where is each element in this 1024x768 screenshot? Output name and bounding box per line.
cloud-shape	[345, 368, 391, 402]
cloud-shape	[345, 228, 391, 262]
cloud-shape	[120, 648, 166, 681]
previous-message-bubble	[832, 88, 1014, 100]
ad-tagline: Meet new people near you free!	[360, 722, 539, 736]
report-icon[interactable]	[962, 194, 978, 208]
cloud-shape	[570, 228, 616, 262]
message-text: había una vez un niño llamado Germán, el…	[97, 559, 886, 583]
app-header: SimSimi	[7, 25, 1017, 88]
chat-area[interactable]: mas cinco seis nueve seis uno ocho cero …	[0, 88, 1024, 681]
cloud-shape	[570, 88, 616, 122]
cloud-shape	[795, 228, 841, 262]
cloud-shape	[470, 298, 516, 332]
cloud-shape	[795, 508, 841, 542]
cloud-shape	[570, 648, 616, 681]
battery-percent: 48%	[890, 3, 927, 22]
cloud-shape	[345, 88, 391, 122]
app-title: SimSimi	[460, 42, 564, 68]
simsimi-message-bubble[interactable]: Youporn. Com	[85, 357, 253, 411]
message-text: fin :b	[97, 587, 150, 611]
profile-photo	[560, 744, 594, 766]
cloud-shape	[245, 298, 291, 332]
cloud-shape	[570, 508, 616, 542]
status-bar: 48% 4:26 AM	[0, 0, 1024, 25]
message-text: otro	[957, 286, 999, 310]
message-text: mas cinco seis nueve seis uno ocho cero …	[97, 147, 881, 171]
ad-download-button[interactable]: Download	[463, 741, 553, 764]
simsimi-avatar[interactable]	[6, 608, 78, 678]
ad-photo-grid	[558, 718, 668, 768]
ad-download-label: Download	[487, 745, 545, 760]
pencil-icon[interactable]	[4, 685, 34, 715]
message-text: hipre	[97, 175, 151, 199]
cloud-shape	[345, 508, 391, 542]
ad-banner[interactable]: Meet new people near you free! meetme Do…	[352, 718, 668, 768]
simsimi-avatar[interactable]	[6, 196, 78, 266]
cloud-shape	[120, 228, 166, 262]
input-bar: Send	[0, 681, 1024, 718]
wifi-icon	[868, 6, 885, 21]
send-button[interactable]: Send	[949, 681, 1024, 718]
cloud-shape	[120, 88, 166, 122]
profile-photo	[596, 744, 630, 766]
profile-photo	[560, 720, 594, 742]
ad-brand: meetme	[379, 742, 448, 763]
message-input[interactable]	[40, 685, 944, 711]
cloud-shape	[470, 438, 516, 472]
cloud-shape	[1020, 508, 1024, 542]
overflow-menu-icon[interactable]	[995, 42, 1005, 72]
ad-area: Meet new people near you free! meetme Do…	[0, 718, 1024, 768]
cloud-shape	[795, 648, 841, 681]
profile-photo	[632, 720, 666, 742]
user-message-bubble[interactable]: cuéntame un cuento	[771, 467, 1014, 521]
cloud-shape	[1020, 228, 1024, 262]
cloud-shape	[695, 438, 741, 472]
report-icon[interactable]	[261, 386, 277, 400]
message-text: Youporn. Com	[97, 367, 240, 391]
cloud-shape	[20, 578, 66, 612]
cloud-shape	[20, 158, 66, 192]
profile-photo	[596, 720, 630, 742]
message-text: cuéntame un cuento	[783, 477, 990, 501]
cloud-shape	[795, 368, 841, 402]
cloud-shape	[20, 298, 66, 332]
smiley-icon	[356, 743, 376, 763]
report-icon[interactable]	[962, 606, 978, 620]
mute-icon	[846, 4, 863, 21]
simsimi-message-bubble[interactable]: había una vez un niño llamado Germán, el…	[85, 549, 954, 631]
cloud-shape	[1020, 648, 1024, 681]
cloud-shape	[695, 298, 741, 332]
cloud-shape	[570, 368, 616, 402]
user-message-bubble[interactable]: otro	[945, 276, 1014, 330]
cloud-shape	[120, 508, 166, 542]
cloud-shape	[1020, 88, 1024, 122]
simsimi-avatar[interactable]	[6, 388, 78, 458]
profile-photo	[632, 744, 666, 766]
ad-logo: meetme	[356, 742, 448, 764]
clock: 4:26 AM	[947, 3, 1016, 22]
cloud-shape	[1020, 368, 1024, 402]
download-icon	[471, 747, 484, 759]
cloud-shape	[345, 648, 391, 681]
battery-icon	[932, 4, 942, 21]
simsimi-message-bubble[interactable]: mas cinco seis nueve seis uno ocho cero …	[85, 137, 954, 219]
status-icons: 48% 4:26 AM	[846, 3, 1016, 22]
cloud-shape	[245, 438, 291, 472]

• • •

PROBLEM STATEMENT: Please rewrite the items above with every "cloud-shape" changed to "cloud-icon", keeping everything else the same.

EXPECTED ANSWER:
where is each element in this 1024x768 screenshot? Output name and bounding box per line.
cloud-icon	[345, 368, 391, 402]
cloud-icon	[345, 228, 391, 262]
cloud-icon	[120, 648, 166, 681]
previous-message-bubble	[832, 88, 1014, 100]
ad-tagline: Meet new people near you free!	[360, 722, 539, 736]
report-icon[interactable]	[962, 194, 978, 208]
cloud-icon	[570, 228, 616, 262]
message-text: había una vez un niño llamado Germán, el…	[97, 559, 886, 583]
app-header: SimSimi	[7, 25, 1017, 88]
chat-area[interactable]: mas cinco seis nueve seis uno ocho cero …	[0, 88, 1024, 681]
cloud-icon	[570, 88, 616, 122]
cloud-icon	[795, 228, 841, 262]
cloud-icon	[470, 298, 516, 332]
cloud-icon	[795, 508, 841, 542]
cloud-icon	[570, 648, 616, 681]
battery-percent: 48%	[890, 3, 927, 22]
cloud-icon	[345, 88, 391, 122]
app-title: SimSimi	[460, 42, 564, 68]
simsimi-message-bubble[interactable]: Youporn. Com	[85, 357, 253, 411]
message-text: fin :b	[97, 587, 150, 611]
profile-photo	[560, 744, 594, 766]
cloud-icon	[245, 298, 291, 332]
cloud-icon	[570, 508, 616, 542]
status-bar: 48% 4:26 AM	[0, 0, 1024, 25]
message-text: otro	[957, 286, 999, 310]
message-text: mas cinco seis nueve seis uno ocho cero …	[97, 147, 881, 171]
ad-download-button[interactable]: Download	[463, 741, 553, 764]
simsimi-avatar[interactable]	[6, 608, 78, 678]
ad-photo-grid	[558, 718, 668, 768]
ad-download-label: Download	[487, 745, 545, 760]
pencil-icon[interactable]	[4, 685, 34, 715]
message-text: hipre	[97, 175, 151, 199]
cloud-icon	[345, 508, 391, 542]
ad-banner[interactable]: Meet new people near you free! meetme Do…	[352, 718, 668, 768]
simsimi-avatar[interactable]	[6, 196, 78, 266]
cloud-icon	[120, 228, 166, 262]
input-bar: Send	[0, 681, 1024, 718]
wifi-icon	[868, 6, 885, 21]
send-button[interactable]: Send	[949, 681, 1024, 718]
cloud-icon	[120, 88, 166, 122]
profile-photo	[596, 744, 630, 766]
profile-photo	[560, 720, 594, 742]
ad-brand: meetme	[379, 742, 448, 763]
message-input[interactable]	[40, 685, 944, 711]
cloud-icon	[470, 438, 516, 472]
cloud-icon	[1020, 508, 1024, 542]
overflow-menu-icon[interactable]	[995, 42, 1005, 72]
ad-area: Meet new people near you free! meetme Do…	[0, 718, 1024, 768]
cloud-icon	[795, 648, 841, 681]
profile-photo	[632, 720, 666, 742]
user-message-bubble[interactable]: cuéntame un cuento	[771, 467, 1014, 521]
cloud-icon	[1020, 228, 1024, 262]
cloud-icon	[695, 438, 741, 472]
report-icon[interactable]	[261, 386, 277, 400]
message-text: Youporn. Com	[97, 367, 240, 391]
cloud-icon	[20, 578, 66, 612]
cloud-icon	[20, 158, 66, 192]
profile-photo	[596, 720, 630, 742]
message-text: cuéntame un cuento	[783, 477, 990, 501]
cloud-icon	[795, 368, 841, 402]
cloud-icon	[20, 298, 66, 332]
smiley-icon	[356, 743, 376, 763]
report-icon[interactable]	[962, 606, 978, 620]
mute-icon	[846, 4, 863, 21]
simsimi-message-bubble[interactable]: había una vez un niño llamado Germán, el…	[85, 549, 954, 631]
cloud-icon	[1020, 648, 1024, 681]
cloud-icon	[695, 298, 741, 332]
cloud-icon	[570, 368, 616, 402]
user-message-bubble[interactable]: otro	[945, 276, 1014, 330]
cloud-icon	[120, 508, 166, 542]
cloud-icon	[1020, 88, 1024, 122]
simsimi-avatar[interactable]	[6, 388, 78, 458]
profile-photo	[632, 744, 666, 766]
ad-logo: meetme	[356, 742, 448, 764]
clock: 4:26 AM	[947, 3, 1016, 22]
cloud-icon	[1020, 368, 1024, 402]
download-icon	[471, 747, 484, 759]
cloud-icon	[345, 648, 391, 681]
battery-icon	[932, 4, 942, 21]
simsimi-message-bubble[interactable]: mas cinco seis nueve seis uno ocho cero …	[85, 137, 954, 219]
status-icons: 48% 4:26 AM	[846, 3, 1016, 22]
cloud-icon	[245, 438, 291, 472]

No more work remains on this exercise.